PROMPT: Every line that holds the string "Práticos" is to be identified and copied.

Dataset excerpts
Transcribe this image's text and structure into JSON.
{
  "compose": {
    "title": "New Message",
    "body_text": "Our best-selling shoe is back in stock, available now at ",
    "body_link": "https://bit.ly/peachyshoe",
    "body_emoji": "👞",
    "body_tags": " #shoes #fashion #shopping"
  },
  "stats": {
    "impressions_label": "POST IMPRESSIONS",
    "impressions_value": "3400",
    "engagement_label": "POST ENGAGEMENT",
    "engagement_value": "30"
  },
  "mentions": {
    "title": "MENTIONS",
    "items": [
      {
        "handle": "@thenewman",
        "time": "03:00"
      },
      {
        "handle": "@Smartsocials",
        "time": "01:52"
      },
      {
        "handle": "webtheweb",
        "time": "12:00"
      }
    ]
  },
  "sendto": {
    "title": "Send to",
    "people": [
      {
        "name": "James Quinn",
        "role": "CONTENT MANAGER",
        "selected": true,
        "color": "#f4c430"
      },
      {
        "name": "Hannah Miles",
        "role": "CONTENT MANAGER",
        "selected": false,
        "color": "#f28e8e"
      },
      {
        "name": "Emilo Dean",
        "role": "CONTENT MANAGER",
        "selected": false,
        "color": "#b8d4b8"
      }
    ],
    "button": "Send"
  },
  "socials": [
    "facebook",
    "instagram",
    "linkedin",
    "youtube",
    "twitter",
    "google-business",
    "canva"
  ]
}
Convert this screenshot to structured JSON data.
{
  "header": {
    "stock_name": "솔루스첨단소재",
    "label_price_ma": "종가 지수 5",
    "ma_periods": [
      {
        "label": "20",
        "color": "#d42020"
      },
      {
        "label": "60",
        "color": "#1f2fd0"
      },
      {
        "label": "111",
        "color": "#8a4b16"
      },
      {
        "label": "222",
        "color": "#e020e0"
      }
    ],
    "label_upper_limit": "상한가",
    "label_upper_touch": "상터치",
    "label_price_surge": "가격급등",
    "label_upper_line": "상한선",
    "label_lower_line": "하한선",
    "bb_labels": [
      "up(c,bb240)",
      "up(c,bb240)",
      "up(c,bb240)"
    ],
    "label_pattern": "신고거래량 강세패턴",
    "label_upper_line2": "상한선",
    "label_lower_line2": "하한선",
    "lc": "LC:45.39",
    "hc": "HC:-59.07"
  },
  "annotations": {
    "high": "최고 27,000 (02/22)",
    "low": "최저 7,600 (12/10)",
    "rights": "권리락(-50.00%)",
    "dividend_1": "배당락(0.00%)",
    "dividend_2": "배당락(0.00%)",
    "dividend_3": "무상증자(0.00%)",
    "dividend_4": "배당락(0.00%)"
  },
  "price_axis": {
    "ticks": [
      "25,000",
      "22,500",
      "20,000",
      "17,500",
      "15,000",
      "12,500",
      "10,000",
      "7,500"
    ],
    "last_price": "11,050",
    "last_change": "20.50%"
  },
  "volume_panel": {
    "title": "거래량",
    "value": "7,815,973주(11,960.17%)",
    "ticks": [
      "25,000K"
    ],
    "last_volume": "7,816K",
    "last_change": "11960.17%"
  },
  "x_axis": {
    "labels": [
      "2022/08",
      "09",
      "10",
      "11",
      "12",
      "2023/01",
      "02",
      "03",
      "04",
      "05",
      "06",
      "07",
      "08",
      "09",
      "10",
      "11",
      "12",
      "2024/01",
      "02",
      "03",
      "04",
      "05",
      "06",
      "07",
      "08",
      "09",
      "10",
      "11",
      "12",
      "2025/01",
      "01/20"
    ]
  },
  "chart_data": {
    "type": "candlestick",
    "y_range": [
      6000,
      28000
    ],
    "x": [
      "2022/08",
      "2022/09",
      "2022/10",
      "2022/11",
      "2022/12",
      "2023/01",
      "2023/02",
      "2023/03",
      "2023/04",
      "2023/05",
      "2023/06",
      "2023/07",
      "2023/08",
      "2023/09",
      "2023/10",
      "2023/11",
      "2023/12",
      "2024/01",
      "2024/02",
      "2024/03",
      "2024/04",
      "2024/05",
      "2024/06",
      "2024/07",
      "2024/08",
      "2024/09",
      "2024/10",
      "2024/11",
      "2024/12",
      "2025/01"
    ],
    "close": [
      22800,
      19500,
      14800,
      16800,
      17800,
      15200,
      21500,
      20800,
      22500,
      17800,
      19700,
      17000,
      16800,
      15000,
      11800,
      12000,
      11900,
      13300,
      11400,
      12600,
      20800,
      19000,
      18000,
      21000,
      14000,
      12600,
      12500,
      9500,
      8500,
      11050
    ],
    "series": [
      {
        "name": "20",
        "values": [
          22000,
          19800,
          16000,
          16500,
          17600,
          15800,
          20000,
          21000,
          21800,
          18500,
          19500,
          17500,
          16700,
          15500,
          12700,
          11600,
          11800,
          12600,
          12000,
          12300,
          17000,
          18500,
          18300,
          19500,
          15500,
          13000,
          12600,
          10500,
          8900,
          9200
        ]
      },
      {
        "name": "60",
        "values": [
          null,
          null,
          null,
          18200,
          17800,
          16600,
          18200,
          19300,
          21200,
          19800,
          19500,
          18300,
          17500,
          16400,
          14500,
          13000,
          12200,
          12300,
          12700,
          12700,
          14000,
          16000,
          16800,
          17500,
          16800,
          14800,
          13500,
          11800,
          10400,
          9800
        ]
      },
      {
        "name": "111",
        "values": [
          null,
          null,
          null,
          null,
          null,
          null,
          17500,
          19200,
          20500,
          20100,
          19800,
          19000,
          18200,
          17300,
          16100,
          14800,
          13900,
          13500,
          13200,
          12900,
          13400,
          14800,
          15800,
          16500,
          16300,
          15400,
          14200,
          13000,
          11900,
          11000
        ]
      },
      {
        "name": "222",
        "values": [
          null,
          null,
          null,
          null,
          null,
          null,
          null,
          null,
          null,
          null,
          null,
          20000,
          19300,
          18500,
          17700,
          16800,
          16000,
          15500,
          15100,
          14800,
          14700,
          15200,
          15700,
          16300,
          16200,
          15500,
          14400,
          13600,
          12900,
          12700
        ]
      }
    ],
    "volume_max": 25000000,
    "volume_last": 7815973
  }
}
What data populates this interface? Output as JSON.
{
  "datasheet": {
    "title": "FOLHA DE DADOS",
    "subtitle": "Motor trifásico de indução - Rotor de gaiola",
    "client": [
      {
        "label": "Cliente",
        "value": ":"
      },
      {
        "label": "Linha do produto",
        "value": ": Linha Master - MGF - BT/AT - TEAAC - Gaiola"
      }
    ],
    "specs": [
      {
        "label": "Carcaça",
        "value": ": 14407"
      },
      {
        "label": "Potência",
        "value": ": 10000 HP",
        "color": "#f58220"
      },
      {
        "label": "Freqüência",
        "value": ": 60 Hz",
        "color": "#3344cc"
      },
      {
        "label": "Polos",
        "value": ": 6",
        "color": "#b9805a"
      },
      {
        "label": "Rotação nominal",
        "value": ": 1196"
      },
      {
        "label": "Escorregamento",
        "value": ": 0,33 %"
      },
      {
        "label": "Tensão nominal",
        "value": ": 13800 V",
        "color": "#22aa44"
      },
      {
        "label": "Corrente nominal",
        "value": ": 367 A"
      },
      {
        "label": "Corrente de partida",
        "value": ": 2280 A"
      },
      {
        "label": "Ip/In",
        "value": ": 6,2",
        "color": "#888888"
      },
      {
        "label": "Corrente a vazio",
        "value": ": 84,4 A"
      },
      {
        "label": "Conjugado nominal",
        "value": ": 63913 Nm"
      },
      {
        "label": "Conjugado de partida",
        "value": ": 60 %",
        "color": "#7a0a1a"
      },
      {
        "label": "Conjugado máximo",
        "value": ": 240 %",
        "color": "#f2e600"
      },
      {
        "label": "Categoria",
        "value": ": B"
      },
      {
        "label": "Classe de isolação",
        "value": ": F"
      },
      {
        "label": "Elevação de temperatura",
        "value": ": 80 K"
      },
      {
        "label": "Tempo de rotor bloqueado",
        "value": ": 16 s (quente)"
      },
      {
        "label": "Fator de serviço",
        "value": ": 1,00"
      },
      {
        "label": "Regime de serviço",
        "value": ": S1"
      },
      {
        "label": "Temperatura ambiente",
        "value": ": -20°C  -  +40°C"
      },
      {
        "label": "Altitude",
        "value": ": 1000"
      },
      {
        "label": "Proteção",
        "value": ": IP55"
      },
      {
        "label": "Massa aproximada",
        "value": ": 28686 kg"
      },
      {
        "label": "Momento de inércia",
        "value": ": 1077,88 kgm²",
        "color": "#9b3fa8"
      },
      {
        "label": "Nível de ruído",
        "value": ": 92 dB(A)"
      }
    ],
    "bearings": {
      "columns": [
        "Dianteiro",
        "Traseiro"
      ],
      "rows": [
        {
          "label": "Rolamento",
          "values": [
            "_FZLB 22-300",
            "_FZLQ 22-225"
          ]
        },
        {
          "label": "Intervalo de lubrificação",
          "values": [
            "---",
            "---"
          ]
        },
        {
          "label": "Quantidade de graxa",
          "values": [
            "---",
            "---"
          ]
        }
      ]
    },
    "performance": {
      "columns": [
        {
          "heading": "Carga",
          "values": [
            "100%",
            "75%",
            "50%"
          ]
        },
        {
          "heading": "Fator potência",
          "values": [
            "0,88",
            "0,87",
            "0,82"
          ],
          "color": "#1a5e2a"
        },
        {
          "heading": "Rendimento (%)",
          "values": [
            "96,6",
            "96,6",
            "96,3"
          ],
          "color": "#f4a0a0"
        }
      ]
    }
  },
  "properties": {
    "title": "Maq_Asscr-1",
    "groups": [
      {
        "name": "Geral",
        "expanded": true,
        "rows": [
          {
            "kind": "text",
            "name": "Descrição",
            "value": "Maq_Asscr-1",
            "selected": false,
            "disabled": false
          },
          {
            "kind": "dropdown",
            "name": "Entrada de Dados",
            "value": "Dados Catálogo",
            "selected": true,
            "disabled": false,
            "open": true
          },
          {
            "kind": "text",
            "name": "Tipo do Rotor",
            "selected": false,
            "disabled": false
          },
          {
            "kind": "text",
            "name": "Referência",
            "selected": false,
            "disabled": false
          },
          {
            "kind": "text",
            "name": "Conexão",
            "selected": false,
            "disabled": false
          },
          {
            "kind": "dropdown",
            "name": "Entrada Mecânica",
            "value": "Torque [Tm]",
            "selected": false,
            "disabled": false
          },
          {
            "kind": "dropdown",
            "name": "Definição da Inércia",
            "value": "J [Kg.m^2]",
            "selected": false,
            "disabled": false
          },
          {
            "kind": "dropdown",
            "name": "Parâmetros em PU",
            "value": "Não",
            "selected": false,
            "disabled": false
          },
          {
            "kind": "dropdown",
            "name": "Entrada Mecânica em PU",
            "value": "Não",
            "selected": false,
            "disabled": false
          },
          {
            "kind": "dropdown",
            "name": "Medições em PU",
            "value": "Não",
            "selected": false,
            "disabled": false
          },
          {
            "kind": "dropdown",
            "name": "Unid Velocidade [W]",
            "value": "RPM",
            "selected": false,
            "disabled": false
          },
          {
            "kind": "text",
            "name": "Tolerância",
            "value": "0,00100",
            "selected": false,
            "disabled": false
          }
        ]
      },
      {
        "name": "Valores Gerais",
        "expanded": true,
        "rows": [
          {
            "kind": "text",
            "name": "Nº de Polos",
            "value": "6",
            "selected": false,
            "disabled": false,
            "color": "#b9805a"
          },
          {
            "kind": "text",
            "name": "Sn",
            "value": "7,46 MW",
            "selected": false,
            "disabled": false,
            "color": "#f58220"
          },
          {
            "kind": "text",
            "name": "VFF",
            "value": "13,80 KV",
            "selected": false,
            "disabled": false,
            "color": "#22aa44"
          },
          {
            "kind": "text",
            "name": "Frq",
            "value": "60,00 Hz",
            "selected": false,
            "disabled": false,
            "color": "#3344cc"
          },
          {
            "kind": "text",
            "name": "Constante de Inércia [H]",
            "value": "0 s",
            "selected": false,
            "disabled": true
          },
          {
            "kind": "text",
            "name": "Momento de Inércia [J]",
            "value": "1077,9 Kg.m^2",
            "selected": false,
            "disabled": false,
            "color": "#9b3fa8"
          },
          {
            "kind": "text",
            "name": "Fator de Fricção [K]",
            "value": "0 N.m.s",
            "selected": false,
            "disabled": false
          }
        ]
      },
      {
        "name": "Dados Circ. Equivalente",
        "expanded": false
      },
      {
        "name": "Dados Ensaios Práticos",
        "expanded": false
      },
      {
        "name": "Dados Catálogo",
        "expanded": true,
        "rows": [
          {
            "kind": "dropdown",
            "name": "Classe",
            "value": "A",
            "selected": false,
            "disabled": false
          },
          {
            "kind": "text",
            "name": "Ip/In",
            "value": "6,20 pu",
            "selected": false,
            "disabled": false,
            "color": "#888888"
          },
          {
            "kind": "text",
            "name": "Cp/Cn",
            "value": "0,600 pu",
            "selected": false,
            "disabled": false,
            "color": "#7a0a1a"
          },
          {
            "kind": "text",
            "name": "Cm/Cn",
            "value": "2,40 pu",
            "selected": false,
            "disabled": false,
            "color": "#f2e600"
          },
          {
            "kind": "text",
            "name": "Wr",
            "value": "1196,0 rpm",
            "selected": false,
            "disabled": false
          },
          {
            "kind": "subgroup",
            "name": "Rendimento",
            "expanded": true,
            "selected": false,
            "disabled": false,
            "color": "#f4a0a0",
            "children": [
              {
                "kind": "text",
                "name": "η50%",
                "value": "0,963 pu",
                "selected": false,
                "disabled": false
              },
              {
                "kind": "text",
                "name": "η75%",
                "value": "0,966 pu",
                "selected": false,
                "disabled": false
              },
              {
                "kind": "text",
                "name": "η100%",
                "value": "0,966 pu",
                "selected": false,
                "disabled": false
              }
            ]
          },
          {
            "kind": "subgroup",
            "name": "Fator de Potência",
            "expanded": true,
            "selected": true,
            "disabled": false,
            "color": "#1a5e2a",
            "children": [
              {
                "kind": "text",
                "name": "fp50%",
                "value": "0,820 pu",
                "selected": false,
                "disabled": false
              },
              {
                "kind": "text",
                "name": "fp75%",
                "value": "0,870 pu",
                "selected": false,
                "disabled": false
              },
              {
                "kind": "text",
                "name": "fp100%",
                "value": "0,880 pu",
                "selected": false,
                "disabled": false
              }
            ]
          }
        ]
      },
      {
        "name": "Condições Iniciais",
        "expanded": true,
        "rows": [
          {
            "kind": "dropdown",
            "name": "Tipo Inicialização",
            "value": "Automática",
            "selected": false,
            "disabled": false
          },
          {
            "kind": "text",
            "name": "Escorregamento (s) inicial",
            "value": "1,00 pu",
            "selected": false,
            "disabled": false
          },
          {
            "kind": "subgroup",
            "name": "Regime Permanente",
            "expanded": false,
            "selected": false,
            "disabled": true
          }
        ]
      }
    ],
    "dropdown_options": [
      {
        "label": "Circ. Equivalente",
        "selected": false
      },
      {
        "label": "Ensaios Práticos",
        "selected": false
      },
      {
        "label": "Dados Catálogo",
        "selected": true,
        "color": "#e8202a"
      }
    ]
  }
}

TASK ANSWER:
        "name": "Dados Ensaios Práticos",
        "label": "Ensaios Práticos",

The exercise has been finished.